_Your goal_
Give only the number of lines that hold the word "title".

_Exercise data_
- - -
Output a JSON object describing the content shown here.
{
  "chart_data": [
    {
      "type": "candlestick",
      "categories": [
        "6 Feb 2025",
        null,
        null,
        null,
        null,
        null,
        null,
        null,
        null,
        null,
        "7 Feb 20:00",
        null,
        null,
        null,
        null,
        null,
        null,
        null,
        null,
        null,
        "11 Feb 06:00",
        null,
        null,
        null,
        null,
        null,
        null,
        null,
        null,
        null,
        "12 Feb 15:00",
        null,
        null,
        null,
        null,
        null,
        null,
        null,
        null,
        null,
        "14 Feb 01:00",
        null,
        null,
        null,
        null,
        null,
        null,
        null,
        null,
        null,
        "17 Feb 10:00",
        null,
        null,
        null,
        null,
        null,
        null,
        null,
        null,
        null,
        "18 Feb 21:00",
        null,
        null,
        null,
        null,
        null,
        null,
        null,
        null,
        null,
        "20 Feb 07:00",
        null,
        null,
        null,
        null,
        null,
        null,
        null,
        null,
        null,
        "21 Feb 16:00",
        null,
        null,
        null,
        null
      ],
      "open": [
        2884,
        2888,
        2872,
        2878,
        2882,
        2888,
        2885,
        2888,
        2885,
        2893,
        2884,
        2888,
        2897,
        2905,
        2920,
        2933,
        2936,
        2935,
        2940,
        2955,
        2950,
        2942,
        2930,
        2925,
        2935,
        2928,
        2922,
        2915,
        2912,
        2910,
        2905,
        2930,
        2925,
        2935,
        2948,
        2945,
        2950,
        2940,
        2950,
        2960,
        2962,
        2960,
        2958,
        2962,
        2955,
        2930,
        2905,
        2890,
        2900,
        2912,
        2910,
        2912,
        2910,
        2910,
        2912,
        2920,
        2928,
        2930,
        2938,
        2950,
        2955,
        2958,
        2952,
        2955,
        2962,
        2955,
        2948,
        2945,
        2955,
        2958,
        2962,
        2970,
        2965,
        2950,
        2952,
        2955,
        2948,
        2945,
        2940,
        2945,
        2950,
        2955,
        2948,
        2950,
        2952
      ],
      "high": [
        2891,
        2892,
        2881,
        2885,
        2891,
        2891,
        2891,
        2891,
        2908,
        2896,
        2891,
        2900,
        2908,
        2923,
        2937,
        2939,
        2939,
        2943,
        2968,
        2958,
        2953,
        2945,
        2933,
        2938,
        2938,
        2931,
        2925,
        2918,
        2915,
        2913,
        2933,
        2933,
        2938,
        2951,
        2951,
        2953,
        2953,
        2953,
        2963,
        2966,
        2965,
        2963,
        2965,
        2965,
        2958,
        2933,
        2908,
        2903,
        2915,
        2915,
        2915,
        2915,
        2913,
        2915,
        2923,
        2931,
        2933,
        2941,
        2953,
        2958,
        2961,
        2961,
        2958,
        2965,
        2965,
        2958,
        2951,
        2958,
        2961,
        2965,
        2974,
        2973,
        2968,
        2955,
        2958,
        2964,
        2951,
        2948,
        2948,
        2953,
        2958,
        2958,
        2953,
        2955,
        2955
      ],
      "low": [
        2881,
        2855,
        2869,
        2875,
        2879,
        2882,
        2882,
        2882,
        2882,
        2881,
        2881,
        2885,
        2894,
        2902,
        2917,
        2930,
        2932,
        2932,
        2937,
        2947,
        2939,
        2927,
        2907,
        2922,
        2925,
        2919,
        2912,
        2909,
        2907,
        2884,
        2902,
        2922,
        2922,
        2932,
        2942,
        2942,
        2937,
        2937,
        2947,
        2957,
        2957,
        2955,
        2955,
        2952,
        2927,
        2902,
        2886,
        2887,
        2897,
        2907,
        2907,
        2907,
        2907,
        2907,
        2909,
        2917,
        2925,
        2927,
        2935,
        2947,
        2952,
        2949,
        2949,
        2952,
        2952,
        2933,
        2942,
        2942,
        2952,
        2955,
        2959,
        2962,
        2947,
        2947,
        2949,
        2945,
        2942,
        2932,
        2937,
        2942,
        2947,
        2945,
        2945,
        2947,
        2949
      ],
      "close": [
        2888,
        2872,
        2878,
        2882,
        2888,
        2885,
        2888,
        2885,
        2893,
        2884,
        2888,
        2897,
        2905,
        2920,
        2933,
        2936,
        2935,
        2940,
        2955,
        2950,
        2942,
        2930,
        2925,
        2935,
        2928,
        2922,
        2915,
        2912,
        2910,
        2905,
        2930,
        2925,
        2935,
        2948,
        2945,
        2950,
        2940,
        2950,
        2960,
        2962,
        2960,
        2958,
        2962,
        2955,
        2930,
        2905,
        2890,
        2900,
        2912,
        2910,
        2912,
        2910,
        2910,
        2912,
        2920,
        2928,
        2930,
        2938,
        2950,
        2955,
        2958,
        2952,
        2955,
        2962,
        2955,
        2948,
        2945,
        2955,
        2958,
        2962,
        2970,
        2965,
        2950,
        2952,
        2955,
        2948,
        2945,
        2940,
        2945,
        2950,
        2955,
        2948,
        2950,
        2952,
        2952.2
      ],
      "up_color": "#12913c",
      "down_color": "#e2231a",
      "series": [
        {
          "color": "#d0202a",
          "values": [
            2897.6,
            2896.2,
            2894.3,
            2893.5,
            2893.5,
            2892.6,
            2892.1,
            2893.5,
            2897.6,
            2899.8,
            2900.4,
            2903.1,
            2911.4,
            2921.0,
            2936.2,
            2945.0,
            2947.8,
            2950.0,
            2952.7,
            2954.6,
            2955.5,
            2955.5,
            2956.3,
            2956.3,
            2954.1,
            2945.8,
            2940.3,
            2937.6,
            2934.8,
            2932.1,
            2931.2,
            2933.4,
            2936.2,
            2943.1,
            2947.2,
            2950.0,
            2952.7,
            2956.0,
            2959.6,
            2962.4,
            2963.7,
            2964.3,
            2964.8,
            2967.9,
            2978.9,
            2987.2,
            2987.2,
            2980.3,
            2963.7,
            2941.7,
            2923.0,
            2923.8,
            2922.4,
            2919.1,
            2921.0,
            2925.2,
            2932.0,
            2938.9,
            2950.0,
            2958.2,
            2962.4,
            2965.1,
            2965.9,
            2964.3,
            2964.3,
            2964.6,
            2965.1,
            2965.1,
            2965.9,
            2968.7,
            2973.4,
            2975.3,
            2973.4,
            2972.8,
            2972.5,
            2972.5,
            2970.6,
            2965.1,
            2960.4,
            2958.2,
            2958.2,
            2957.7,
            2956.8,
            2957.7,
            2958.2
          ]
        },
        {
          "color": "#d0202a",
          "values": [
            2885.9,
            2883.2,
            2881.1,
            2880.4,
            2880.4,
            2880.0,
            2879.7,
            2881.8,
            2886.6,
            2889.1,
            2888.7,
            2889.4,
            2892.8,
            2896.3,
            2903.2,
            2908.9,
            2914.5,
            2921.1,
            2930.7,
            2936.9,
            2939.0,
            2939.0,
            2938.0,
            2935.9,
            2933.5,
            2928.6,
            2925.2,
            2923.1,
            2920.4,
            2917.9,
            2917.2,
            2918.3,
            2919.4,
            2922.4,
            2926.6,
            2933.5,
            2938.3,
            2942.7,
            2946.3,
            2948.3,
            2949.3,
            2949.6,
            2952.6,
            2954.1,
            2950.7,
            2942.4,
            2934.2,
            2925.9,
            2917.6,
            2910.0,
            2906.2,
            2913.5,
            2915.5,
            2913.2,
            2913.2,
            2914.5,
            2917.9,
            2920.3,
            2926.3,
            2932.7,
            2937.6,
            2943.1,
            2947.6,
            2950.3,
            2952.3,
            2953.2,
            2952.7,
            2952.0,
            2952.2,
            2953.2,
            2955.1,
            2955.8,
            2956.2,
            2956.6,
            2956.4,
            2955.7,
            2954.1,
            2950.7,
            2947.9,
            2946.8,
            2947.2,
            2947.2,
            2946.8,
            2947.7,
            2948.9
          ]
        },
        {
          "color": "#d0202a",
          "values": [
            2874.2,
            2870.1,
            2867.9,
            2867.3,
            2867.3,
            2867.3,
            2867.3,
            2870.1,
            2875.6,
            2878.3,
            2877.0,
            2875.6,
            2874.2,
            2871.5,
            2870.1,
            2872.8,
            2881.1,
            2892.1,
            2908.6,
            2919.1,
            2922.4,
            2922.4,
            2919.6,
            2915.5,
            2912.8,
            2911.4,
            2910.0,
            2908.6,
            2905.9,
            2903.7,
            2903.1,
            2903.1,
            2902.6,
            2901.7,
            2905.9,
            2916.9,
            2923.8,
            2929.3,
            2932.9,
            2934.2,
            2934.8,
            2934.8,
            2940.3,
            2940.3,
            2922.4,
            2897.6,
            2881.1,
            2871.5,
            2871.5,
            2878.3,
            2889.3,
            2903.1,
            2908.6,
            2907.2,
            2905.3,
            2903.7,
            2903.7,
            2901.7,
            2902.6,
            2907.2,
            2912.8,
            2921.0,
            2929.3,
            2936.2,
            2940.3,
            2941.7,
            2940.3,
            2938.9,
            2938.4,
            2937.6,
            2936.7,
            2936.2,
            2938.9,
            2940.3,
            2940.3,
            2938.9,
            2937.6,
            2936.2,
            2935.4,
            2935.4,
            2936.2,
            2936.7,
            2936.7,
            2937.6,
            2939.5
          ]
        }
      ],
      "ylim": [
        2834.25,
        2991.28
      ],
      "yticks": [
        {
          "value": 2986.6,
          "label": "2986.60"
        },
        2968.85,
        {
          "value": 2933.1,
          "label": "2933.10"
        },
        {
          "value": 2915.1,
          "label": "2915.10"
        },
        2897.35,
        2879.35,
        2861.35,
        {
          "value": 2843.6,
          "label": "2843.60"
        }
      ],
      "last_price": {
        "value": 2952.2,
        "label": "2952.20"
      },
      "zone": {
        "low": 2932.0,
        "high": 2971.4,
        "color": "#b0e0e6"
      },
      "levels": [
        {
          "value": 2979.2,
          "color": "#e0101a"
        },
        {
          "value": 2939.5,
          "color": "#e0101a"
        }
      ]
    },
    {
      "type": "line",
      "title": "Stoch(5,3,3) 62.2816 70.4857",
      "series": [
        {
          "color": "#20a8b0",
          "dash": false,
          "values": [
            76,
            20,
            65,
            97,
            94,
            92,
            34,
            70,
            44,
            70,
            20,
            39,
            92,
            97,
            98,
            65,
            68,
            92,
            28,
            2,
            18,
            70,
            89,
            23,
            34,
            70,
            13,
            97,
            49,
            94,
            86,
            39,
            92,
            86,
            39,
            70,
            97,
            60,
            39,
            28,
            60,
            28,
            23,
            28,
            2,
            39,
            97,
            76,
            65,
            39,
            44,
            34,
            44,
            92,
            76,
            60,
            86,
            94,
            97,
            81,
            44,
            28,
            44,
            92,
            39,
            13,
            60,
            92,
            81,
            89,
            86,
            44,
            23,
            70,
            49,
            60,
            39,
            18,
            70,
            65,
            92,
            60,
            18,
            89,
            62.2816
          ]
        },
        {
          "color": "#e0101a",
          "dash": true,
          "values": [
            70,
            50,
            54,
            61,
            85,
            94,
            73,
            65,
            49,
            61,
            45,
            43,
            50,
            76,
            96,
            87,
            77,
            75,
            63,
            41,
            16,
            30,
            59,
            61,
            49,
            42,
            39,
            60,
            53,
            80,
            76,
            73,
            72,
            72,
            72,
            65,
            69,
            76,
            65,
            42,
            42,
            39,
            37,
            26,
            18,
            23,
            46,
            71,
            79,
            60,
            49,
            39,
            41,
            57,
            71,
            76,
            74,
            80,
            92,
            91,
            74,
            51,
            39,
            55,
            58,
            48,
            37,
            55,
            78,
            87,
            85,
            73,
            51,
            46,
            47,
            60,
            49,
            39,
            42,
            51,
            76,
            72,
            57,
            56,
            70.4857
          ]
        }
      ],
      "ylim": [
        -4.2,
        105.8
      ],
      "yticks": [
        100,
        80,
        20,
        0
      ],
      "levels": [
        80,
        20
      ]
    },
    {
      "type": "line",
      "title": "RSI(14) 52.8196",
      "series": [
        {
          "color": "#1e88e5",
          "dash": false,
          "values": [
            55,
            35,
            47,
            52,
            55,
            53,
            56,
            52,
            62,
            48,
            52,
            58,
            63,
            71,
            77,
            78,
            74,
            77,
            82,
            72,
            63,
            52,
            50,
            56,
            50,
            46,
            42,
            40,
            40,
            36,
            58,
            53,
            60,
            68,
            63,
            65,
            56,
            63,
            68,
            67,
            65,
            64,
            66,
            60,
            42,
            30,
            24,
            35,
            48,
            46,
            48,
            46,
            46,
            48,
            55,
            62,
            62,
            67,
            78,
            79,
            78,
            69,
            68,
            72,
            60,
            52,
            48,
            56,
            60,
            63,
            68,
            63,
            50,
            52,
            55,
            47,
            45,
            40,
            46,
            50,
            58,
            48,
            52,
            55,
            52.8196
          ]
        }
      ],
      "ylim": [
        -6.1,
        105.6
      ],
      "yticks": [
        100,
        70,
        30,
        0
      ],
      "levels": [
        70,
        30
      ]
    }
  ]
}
- - -
_Exercise answer_
2